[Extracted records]
══════════════════════════════

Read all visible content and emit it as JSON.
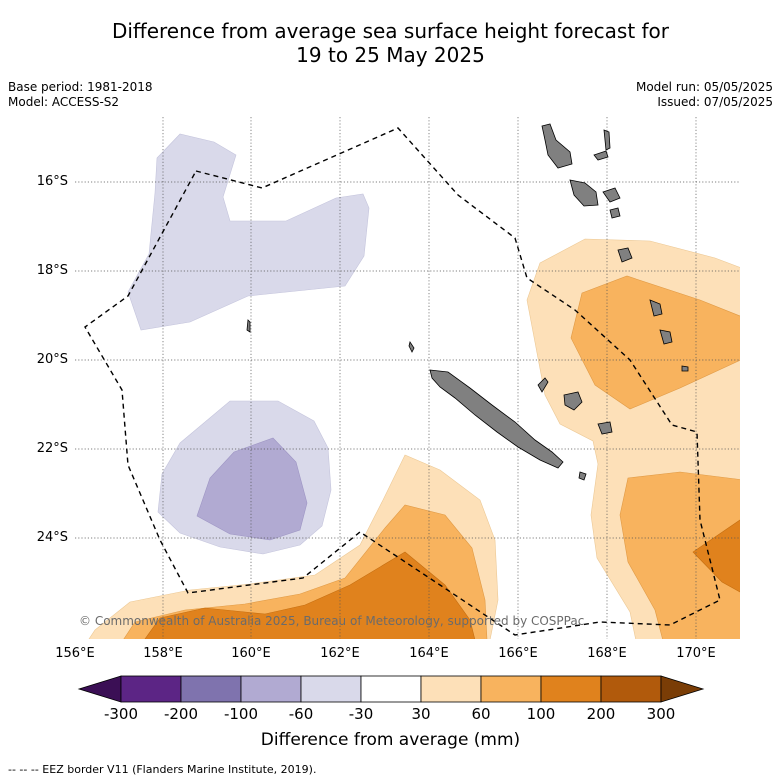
{
  "title": {
    "line1": "Difference from average sea surface height forecast for",
    "line2": "19 to 25 May 2025"
  },
  "meta_left": {
    "base_period": "Base period: 1981-2018",
    "model": "Model: ACCESS-S2"
  },
  "meta_right": {
    "model_run": "Model run: 05/05/2025",
    "issued": "Issued: 07/05/2025"
  },
  "map": {
    "lon_range": [
      156,
      171
    ],
    "lat_range": [
      -26.2,
      -14.6
    ],
    "lat_labels": [
      "16°S",
      "18°S",
      "20°S",
      "22°S",
      "24°S"
    ],
    "lon_labels": [
      "156°E",
      "158°E",
      "160°E",
      "162°E",
      "164°E",
      "166°E",
      "168°E",
      "170°E"
    ],
    "gridlines": "dotted",
    "land_color": "#808080",
    "land_features": [
      "New Caledonia",
      "Vanuatu",
      "Loyalty Islands"
    ],
    "eez_border": "dashed"
  },
  "copyright": "© Commonwealth of Australia 2025, Bureau of Meteorology, supported by COSPPac",
  "colorbar": {
    "ticks": [
      "-300",
      "-200",
      "-100",
      "-60",
      "-30",
      "30",
      "60",
      "100",
      "200",
      "300"
    ],
    "colors": [
      "#3b0f55",
      "#5c2585",
      "#7f73ae",
      "#b1aad2",
      "#d9d9ea",
      "#ffffff",
      "#fde0b8",
      "#f8b35e",
      "#e0821d",
      "#b15a0c",
      "#7a3d06"
    ],
    "label": "Difference from average (mm)"
  },
  "footer": "--  --  -- EEZ border V11 (Flanders Marine Institute, 2019)."
}
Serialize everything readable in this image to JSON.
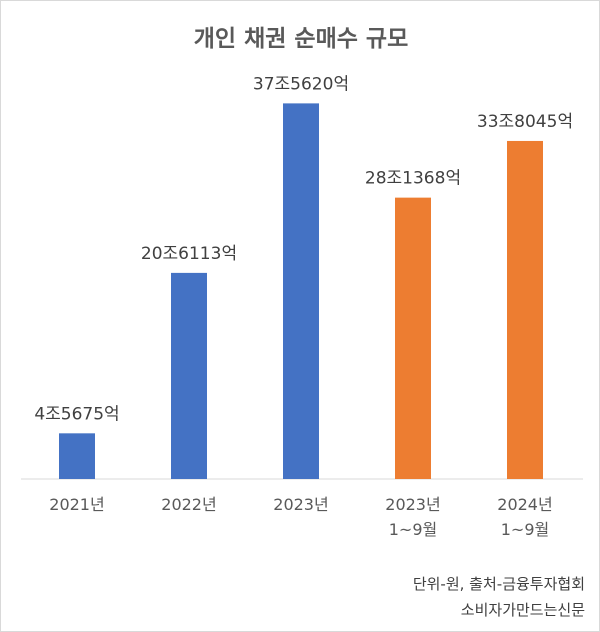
{
  "chart_data": {
    "type": "bar",
    "title": "개인 채권 순매수 규모",
    "categories": [
      [
        "2021년"
      ],
      [
        "2022년"
      ],
      [
        "2023년"
      ],
      [
        "2023년",
        "1~9월"
      ],
      [
        "2024년",
        "1~9월"
      ]
    ],
    "values": [
      4.5675,
      20.6113,
      37.562,
      28.1368,
      33.8045
    ],
    "data_labels": [
      "4조5675억",
      "20조6113억",
      "37조5620억",
      "28조1368억",
      "33조8045억"
    ],
    "bar_colors": [
      "#4472c4",
      "#4472c4",
      "#4472c4",
      "#ed7d31",
      "#ed7d31"
    ],
    "xlabel": "",
    "ylabel": "",
    "ylim": [
      0,
      40
    ],
    "grid": false,
    "legend": "none"
  },
  "footer": {
    "note": "단위-원, 출처-금융투자협회",
    "source": "소비자가만드는신문"
  }
}
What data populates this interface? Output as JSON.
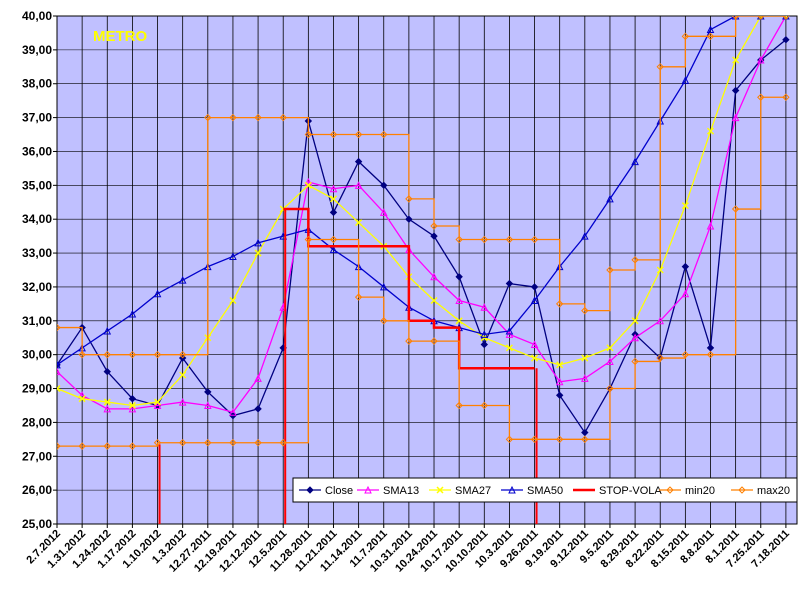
{
  "chart_data": {
    "type": "line",
    "title": "METRO",
    "title_color": "#ffff00",
    "plot_background": "#c0c0ff",
    "xlabel": "",
    "ylabel": "",
    "ylim": [
      25,
      40
    ],
    "y_ticks": [
      "25,00",
      "26,00",
      "27,00",
      "28,00",
      "29,00",
      "30,00",
      "31,00",
      "32,00",
      "33,00",
      "34,00",
      "35,00",
      "36,00",
      "37,00",
      "38,00",
      "39,00",
      "40,00"
    ],
    "x": [
      "2.7.2012",
      "1.31.2012",
      "1.24.2012",
      "1.17.2012",
      "1.10.2012",
      "1.3.2012",
      "12.27.2011",
      "12.19.2011",
      "12.12.2011",
      "12.5.2011",
      "11.28.2011",
      "11.21.2011",
      "11.14.2011",
      "11.7.2011",
      "10.31.2011",
      "10.24.2011",
      "10.17.2011",
      "10.10.2011",
      "10.3.2011",
      "9.26.2011",
      "9.19.2011",
      "9.12.2011",
      "9.5.2011",
      "8.29.2011",
      "8.22.2011",
      "8.15.2011",
      "8.8.2011",
      "8.1.2011",
      "7.25.2011",
      "7.18.2011"
    ],
    "x_note": "Series values are given at the 30 labeled dates (weekly), ordered as printed left to right.",
    "grid": "vertical lines at each date",
    "legend_position": "bottom-right",
    "series": [
      {
        "name": "Close",
        "color": "#000080",
        "marker": "diamond",
        "values": [
          29.7,
          30.8,
          29.5,
          28.7,
          28.5,
          29.9,
          28.9,
          28.2,
          28.4,
          30.2,
          36.9,
          34.2,
          35.7,
          35.0,
          34.0,
          33.5,
          32.3,
          30.3,
          32.1,
          32.0,
          28.8,
          27.7,
          29.0,
          30.6,
          29.9,
          32.6,
          30.2,
          37.8,
          38.7,
          39.3
        ]
      },
      {
        "name": "SMA13",
        "color": "#ff00ff",
        "marker": "triangle",
        "values": [
          29.5,
          28.8,
          28.4,
          28.4,
          28.5,
          28.6,
          28.5,
          28.3,
          29.3,
          31.4,
          35.1,
          34.9,
          35.0,
          34.2,
          33.1,
          32.3,
          31.6,
          31.4,
          30.6,
          30.3,
          29.2,
          29.3,
          29.8,
          30.5,
          31.0,
          31.8,
          33.8,
          37.0,
          38.7,
          40.0
        ]
      },
      {
        "name": "SMA27",
        "color": "#ffff00",
        "marker": "x",
        "values": [
          29.0,
          28.7,
          28.6,
          28.5,
          28.6,
          29.4,
          30.5,
          31.6,
          33.0,
          34.3,
          35.0,
          34.6,
          33.9,
          33.2,
          32.3,
          31.6,
          31.0,
          30.5,
          30.2,
          29.9,
          29.7,
          29.9,
          30.2,
          31.0,
          32.5,
          34.4,
          36.6,
          38.7,
          40.0,
          40.0
        ]
      },
      {
        "name": "SMA50",
        "color": "#0000cc",
        "marker": "triangle-open",
        "values": [
          29.7,
          30.2,
          30.7,
          31.2,
          31.8,
          32.2,
          32.6,
          32.9,
          33.3,
          33.5,
          33.7,
          33.1,
          32.6,
          32.0,
          31.4,
          31.0,
          30.8,
          30.6,
          30.7,
          31.6,
          32.6,
          33.5,
          34.6,
          35.7,
          36.9,
          38.1,
          39.6,
          40.0,
          40.0,
          40.0
        ]
      },
      {
        "name": "STOP-VOLA",
        "color": "#ff0000",
        "marker": "none",
        "values": [
          null,
          null,
          null,
          null,
          27.35,
          null,
          null,
          null,
          null,
          34.3,
          33.2,
          33.2,
          33.2,
          33.2,
          31.0,
          30.8,
          29.6,
          29.6,
          29.6,
          29.6,
          null,
          null,
          null,
          null,
          null,
          null,
          null,
          null,
          null,
          null
        ]
      },
      {
        "name": "min20",
        "color": "#ff8000",
        "marker": "diamond-open",
        "values": [
          27.3,
          27.3,
          27.3,
          27.3,
          27.4,
          27.4,
          27.4,
          27.4,
          27.4,
          27.4,
          33.4,
          33.4,
          31.7,
          31.0,
          30.4,
          30.4,
          28.5,
          28.5,
          27.5,
          27.5,
          27.5,
          27.5,
          29.0,
          29.8,
          29.9,
          30.0,
          30.0,
          34.3,
          37.6,
          37.6
        ]
      },
      {
        "name": "max20",
        "color": "#ff8000",
        "marker": "diamond-open",
        "values": [
          30.8,
          30.0,
          30.0,
          30.0,
          30.0,
          30.0,
          37.0,
          37.0,
          37.0,
          37.0,
          36.5,
          36.5,
          36.5,
          36.5,
          34.6,
          33.8,
          33.4,
          33.4,
          33.4,
          33.4,
          31.5,
          31.3,
          32.5,
          32.8,
          38.5,
          39.4,
          39.4,
          40.0,
          40.0,
          40.0
        ]
      }
    ]
  }
}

══════════════════════════════

● **The request**
What comes back should match the records exactly, minus any pictures.

● **Answer to this exercise**
Read all visible content and emit it as JSON.
{
  "title": {
    "line1": "Difference from average sea surface height forecast for",
    "line2": "19 to 25 May 2025"
  },
  "meta_left": {
    "base_period": "Base period: 1981-2018",
    "model": "Model: ACCESS-S2"
  },
  "meta_right": {
    "model_run": "Model run: 05/05/2025",
    "issued": "Issued: 07/05/2025"
  },
  "map": {
    "lon_range": [
      156,
      171
    ],
    "lat_range": [
      -26.2,
      -14.6
    ],
    "lat_labels": [
      "16°S",
      "18°S",
      "20°S",
      "22°S",
      "24°S"
    ],
    "lon_labels": [
      "156°E",
      "158°E",
      "160°E",
      "162°E",
      "164°E",
      "166°E",
      "168°E",
      "170°E"
    ],
    "gridlines": "dotted",
    "land_color": "#808080",
    "land_features": [
      "New Caledonia",
      "Vanuatu",
      "Loyalty Islands"
    ],
    "eez_border": "dashed"
  },
  "copyright": "© Commonwealth of Australia 2025, Bureau of Meteorology, supported by COSPPac",
  "colorbar": {
    "ticks": [
      "-300",
      "-200",
      "-100",
      "-60",
      "-30",
      "30",
      "60",
      "100",
      "200",
      "300"
    ],
    "colors": [
      "#3b0f55",
      "#5c2585",
      "#7f73ae",
      "#b1aad2",
      "#d9d9ea",
      "#ffffff",
      "#fde0b8",
      "#f8b35e",
      "#e0821d",
      "#b15a0c",
      "#7a3d06"
    ],
    "label": "Difference from average (mm)"
  },
  "footer": "--  --  -- EEZ border V11 (Flanders Marine Institute, 2019)."
}
Serialize everything readable in this image to JSON.
{
  "chart_data": {
    "type": "bar",
    "title": "개인 채권 순매수 규모",
    "categories": [
      [
        "2021년"
      ],
      [
        "2022년"
      ],
      [
        "2023년"
      ],
      [
        "2023년",
        "1~9월"
      ],
      [
        "2024년",
        "1~9월"
      ]
    ],
    "values": [
      4.5675,
      20.6113,
      37.562,
      28.1368,
      33.8045
    ],
    "data_labels": [
      "4조5675억",
      "20조6113억",
      "37조5620억",
      "28조1368억",
      "33조8045억"
    ],
    "bar_colors": [
      "#4472c4",
      "#4472c4",
      "#4472c4",
      "#ed7d31",
      "#ed7d31"
    ],
    "xlabel": "",
    "ylabel": "",
    "ylim": [
      0,
      40
    ],
    "grid": false,
    "legend": "none"
  },
  "footer": {
    "note": "단위-원, 출처-금융투자협회",
    "source": "소비자가만드는신문"
  }
}
What data populates this interface? Output as JSON.
{
  "chart_data": {
    "type": "line",
    "title": "METRO",
    "title_color": "#ffff00",
    "plot_background": "#c0c0ff",
    "xlabel": "",
    "ylabel": "",
    "ylim": [
      25,
      40
    ],
    "y_ticks": [
      "25,00",
      "26,00",
      "27,00",
      "28,00",
      "29,00",
      "30,00",
      "31,00",
      "32,00",
      "33,00",
      "34,00",
      "35,00",
      "36,00",
      "37,00",
      "38,00",
      "39,00",
      "40,00"
    ],
    "x": [
      "2.7.2012",
      "1.31.2012",
      "1.24.2012",
      "1.17.2012",
      "1.10.2012",
      "1.3.2012",
      "12.27.2011",
      "12.19.2011",
      "12.12.2011",
      "12.5.2011",
      "11.28.2011",
      "11.21.2011",
      "11.14.2011",
      "11.7.2011",
      "10.31.2011",
      "10.24.2011",
      "10.17.2011",
      "10.10.2011",
      "10.3.2011",
      "9.26.2011",
      "9.19.2011",
      "9.12.2011",
      "9.5.2011",
      "8.29.2011",
      "8.22.2011",
      "8.15.2011",
      "8.8.2011",
      "8.1.2011",
      "7.25.2011",
      "7.18.2011"
    ],
    "x_note": "Series values are given at the 30 labeled dates (weekly), ordered as printed left to right.",
    "grid": "vertical lines at each date",
    "legend_position": "bottom-right",
    "series": [
      {
        "name": "Close",
        "color": "#000080",
        "marker": "diamond",
        "values": [
          29.7,
          30.8,
          29.5,
          28.7,
          28.5,
          29.9,
          28.9,
          28.2,
          28.4,
          30.2,
          36.9,
          34.2,
          35.7,
          35.0,
          34.0,
          33.5,
          32.3,
          30.3,
          32.1,
          32.0,
          28.8,
          27.7,
          29.0,
          30.6,
          29.9,
          32.6,
          30.2,
          37.8,
          38.7,
          39.3
        ]
      },
      {
        "name": "SMA13",
        "color": "#ff00ff",
        "marker": "triangle",
        "values": [
          29.5,
          28.8,
          28.4,
          28.4,
          28.5,
          28.6,
          28.5,
          28.3,
          29.3,
          31.4,
          35.1,
          34.9,
          35.0,
          34.2,
          33.1,
          32.3,
          31.6,
          31.4,
          30.6,
          30.3,
          29.2,
          29.3,
          29.8,
          30.5,
          31.0,
          31.8,
          33.8,
          37.0,
          38.7,
          40.0
        ]
      },
      {
        "name": "SMA27",
        "color": "#ffff00",
        "marker": "x",
        "values": [
          29.0,
          28.7,
          28.6,
          28.5,
          28.6,
          29.4,
          30.5,
          31.6,
          33.0,
          34.3,
          35.0,
          34.6,
          33.9,
          33.2,
          32.3,
          31.6,
          31.0,
          30.5,
          30.2,
          29.9,
          29.7,
          29.9,
          30.2,
          31.0,
          32.5,
          34.4,
          36.6,
          38.7,
          40.0,
          40.0
        ]
      },
      {
        "name": "SMA50",
        "color": "#0000cc",
        "marker": "triangle-open",
        "values": [
          29.7,
          30.2,
          30.7,
          31.2,
          31.8,
          32.2,
          32.6,
          32.9,
          33.3,
          33.5,
          33.7,
          33.1,
          32.6,
          32.0,
          31.4,
          31.0,
          30.8,
          30.6,
          30.7,
          31.6,
          32.6,
          33.5,
          34.6,
          35.7,
          36.9,
          38.1,
          39.6,
          40.0,
          40.0,
          40.0
        ]
      },
      {
        "name": "STOP-VOLA",
        "color": "#ff0000",
        "marker": "none",
        "values": [
          null,
          null,
          null,
          null,
          27.35,
          null,
          null,
          null,
          null,
          34.3,
          33.2,
          33.2,
          33.2,
          33.2,
          31.0,
          30.8,
          29.6,
          29.6,
          29.6,
          29.6,
          null,
          null,
          null,
          null,
          null,
          null,
          null,
          null,
          null,
          null
        ]
      },
      {
        "name": "min20",
        "color": "#ff8000",
        "marker": "diamond-open",
        "values": [
          27.3,
          27.3,
          27.3,
          27.3,
          27.4,
          27.4,
          27.4,
          27.4,
          27.4,
          27.4,
          33.4,
          33.4,
          31.7,
          31.0,
          30.4,
          30.4,
          28.5,
          28.5,
          27.5,
          27.5,
          27.5,
          27.5,
          29.0,
          29.8,
          29.9,
          30.0,
          30.0,
          34.3,
          37.6,
          37.6
        ]
      },
      {
        "name": "max20",
        "color": "#ff8000",
        "marker": "diamond-open",
        "values": [
          30.8,
          30.0,
          30.0,
          30.0,
          30.0,
          30.0,
          37.0,
          37.0,
          37.0,
          37.0,
          36.5,
          36.5,
          36.5,
          36.5,
          34.6,
          33.8,
          33.4,
          33.4,
          33.4,
          33.4,
          31.5,
          31.3,
          32.5,
          32.8,
          38.5,
          39.4,
          39.4,
          40.0,
          40.0,
          40.0
        ]
      }
    ]
  }
}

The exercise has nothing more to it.